_PROBLEM DESCRIPTION_
Extract every line of the material that holds the string "vous".

_INPUT DATA_
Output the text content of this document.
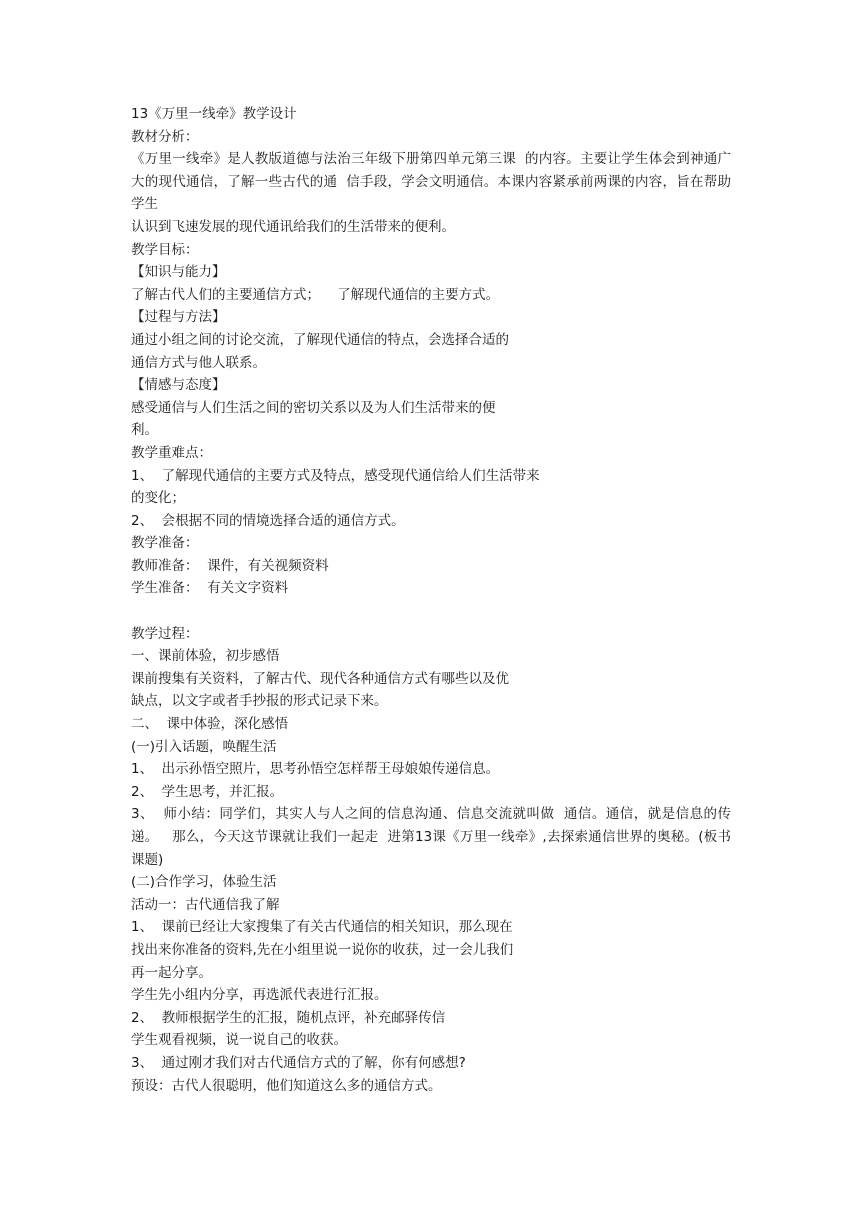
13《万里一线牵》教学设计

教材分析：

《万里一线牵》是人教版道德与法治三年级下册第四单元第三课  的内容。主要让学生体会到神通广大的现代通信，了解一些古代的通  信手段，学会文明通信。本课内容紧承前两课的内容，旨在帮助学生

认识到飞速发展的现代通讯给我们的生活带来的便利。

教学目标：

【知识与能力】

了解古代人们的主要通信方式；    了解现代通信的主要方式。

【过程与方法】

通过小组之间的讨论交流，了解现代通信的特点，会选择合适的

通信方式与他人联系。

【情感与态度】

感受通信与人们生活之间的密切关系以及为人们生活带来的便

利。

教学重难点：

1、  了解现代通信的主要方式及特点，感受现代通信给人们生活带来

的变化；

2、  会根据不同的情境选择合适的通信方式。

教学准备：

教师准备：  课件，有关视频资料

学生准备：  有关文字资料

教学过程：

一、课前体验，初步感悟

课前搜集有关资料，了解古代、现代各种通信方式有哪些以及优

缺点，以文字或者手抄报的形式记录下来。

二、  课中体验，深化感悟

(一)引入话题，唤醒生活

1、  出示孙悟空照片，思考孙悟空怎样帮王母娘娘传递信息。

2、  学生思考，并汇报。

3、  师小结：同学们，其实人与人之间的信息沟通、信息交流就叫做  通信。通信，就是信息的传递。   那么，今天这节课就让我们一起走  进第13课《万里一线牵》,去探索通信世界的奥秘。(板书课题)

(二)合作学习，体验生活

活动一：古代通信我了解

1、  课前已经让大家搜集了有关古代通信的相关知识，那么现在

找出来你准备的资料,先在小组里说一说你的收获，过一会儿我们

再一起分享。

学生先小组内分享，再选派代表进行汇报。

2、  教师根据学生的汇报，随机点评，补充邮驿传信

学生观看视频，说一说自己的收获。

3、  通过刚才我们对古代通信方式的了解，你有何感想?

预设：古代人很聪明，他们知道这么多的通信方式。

...

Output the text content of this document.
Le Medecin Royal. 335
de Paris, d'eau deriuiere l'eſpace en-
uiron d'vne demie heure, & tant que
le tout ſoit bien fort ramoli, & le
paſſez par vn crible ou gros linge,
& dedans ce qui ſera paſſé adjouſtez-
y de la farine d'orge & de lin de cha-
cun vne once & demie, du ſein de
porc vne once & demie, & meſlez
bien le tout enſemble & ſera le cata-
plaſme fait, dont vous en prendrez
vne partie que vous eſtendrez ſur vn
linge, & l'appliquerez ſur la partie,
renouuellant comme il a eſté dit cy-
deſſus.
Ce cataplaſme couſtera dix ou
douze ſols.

--

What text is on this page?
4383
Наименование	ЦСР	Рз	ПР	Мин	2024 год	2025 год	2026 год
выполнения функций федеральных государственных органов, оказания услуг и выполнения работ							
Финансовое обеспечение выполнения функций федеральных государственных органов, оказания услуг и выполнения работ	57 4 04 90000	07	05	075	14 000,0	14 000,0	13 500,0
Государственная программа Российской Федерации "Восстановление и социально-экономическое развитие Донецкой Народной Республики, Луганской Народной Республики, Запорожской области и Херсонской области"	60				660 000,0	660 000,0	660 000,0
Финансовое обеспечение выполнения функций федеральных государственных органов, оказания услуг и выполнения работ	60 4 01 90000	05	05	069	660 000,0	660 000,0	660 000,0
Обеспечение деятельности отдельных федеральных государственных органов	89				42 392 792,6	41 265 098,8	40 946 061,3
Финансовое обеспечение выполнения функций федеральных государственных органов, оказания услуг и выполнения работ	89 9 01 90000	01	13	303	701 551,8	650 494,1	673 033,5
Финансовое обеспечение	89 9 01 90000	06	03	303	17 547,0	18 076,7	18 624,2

_RESULT OF THIS EXERCISE_
plaſme fait, dont vous en prendrez
vne partie que vous eſtendrez ſur vn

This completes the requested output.